* Task description:
Locate each line in the records containing "There". Copy it.
____
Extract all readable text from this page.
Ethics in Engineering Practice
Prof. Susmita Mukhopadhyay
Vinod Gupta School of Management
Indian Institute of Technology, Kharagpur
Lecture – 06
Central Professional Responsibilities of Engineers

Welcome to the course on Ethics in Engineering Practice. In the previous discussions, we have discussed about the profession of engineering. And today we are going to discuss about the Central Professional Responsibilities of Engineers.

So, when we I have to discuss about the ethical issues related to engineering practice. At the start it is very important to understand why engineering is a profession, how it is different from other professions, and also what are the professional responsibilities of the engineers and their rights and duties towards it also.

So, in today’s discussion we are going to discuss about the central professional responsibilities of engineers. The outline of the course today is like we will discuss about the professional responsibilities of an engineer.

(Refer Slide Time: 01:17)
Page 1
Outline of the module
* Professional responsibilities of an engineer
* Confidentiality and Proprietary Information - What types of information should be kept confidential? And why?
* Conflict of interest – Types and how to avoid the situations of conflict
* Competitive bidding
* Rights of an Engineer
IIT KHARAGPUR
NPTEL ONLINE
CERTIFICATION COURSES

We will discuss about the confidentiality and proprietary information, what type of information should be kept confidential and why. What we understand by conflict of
____
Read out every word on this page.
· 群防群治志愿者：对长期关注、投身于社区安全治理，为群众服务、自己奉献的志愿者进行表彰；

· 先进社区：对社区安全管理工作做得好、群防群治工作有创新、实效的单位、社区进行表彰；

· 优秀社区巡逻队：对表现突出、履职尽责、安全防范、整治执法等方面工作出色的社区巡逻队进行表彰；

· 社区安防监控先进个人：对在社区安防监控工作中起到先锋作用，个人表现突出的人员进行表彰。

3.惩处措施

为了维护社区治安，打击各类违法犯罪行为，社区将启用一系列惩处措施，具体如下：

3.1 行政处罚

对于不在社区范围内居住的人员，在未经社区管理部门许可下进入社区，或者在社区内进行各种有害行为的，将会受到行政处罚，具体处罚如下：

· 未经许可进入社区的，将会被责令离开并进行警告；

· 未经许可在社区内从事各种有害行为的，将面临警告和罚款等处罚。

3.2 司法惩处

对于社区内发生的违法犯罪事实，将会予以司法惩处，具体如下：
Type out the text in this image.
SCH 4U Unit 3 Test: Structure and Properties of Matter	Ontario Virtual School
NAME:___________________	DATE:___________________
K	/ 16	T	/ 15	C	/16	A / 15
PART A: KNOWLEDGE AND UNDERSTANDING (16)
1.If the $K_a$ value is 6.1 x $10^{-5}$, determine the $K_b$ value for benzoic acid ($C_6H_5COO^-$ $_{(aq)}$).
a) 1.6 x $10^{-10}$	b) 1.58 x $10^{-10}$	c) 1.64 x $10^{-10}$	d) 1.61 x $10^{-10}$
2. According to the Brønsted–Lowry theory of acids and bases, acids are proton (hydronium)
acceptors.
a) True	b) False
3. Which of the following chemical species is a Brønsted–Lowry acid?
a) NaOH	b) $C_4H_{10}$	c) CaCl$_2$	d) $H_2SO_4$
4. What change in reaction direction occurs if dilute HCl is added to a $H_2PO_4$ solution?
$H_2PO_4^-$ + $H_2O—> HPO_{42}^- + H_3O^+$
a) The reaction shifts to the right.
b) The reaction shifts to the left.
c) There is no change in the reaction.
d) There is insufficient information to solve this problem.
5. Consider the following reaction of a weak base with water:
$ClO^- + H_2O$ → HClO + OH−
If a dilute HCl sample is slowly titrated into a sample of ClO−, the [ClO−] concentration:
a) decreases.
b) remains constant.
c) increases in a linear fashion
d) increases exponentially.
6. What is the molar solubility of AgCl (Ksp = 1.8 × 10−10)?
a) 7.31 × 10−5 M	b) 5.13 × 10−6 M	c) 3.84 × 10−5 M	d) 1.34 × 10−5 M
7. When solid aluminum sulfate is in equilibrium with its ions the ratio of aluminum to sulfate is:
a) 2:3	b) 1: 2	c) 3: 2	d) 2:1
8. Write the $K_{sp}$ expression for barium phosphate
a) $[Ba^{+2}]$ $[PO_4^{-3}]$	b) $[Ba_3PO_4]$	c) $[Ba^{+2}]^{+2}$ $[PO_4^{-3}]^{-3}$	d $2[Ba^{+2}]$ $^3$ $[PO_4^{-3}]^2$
____
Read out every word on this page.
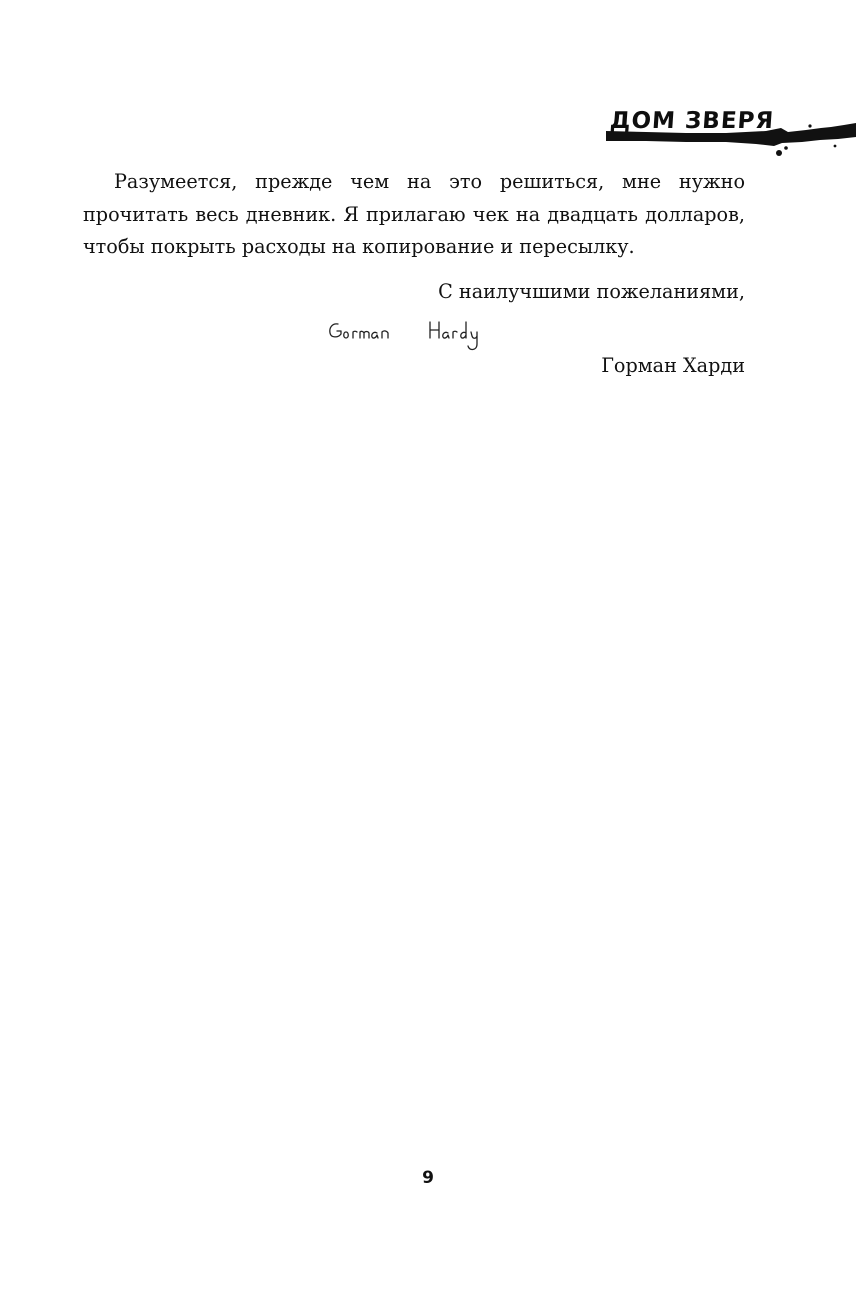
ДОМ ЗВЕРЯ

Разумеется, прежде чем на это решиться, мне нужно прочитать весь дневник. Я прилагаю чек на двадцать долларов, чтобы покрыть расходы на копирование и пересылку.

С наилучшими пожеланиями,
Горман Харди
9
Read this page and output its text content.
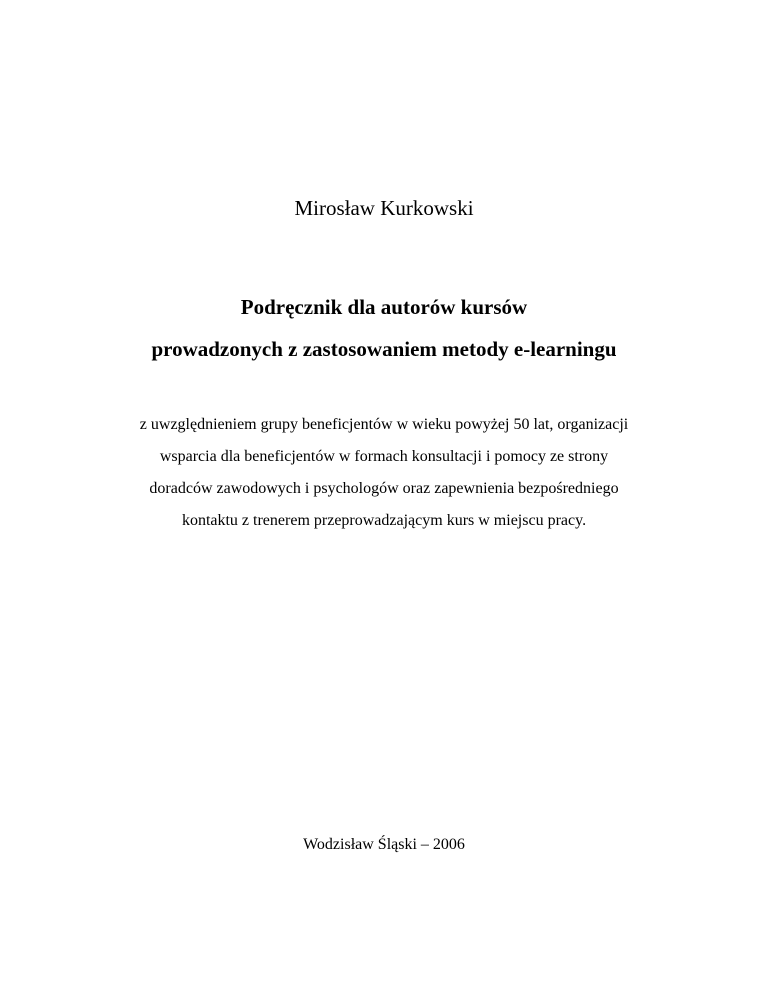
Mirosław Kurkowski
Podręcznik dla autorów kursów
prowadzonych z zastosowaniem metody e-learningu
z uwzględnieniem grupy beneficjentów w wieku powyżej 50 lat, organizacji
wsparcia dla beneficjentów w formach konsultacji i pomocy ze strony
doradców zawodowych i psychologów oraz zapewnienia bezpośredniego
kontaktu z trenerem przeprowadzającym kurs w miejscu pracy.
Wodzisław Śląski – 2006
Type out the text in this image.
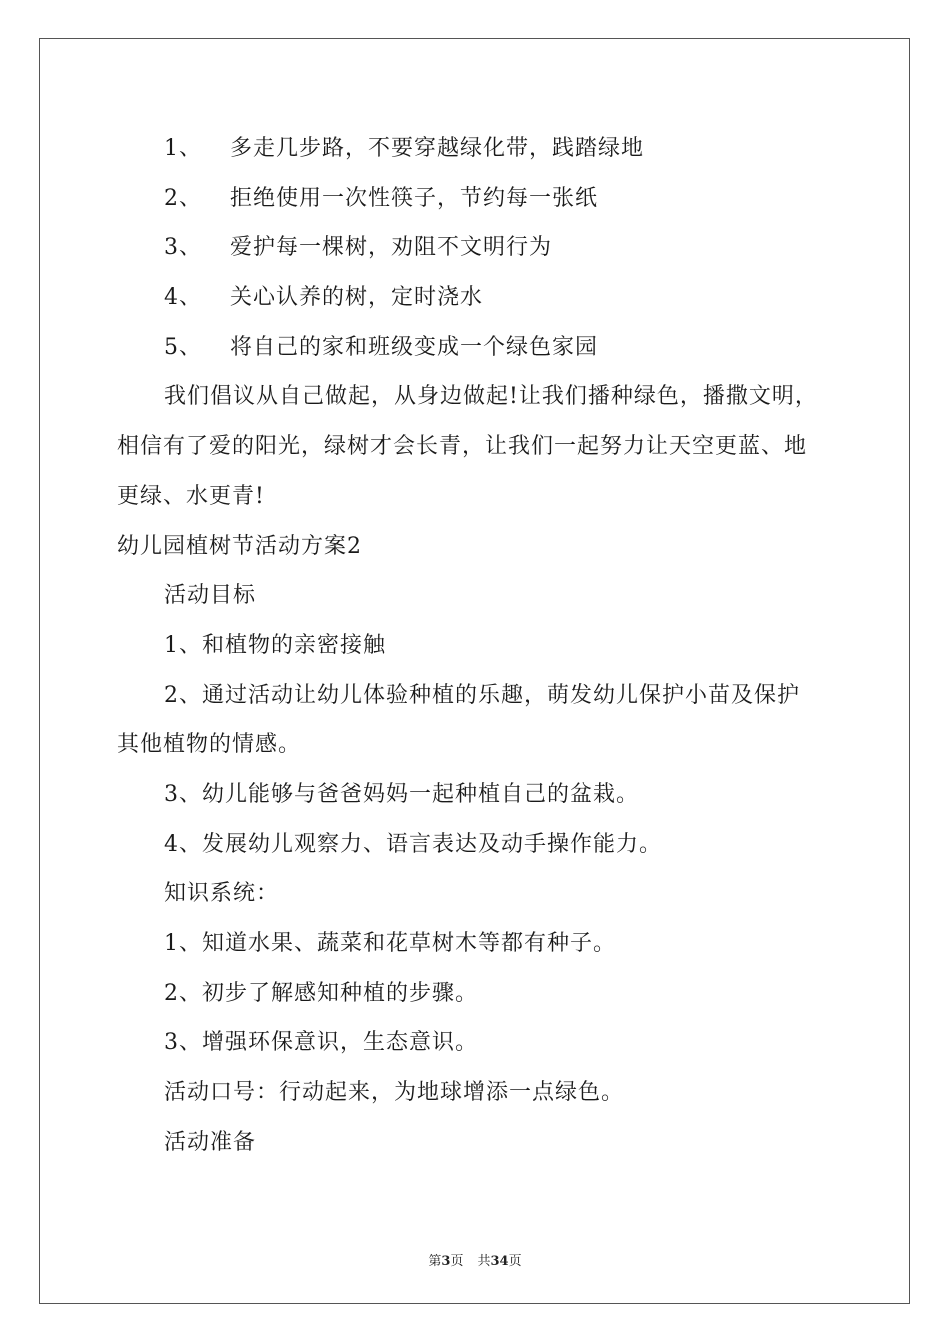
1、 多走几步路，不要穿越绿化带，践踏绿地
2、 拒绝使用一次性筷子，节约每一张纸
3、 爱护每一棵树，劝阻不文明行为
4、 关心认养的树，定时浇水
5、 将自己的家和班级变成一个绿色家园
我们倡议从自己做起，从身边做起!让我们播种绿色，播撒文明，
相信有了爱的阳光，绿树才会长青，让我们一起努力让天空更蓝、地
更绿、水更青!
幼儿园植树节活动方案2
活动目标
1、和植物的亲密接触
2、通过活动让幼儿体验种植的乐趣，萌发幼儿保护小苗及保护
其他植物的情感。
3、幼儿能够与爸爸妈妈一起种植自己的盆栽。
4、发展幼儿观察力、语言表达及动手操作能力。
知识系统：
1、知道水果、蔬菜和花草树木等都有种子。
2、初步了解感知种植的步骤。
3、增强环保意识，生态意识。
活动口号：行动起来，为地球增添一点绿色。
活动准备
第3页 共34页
____
* Solution:
c) There is no change in the reaction.
d) There is insufficient information to solve this problem.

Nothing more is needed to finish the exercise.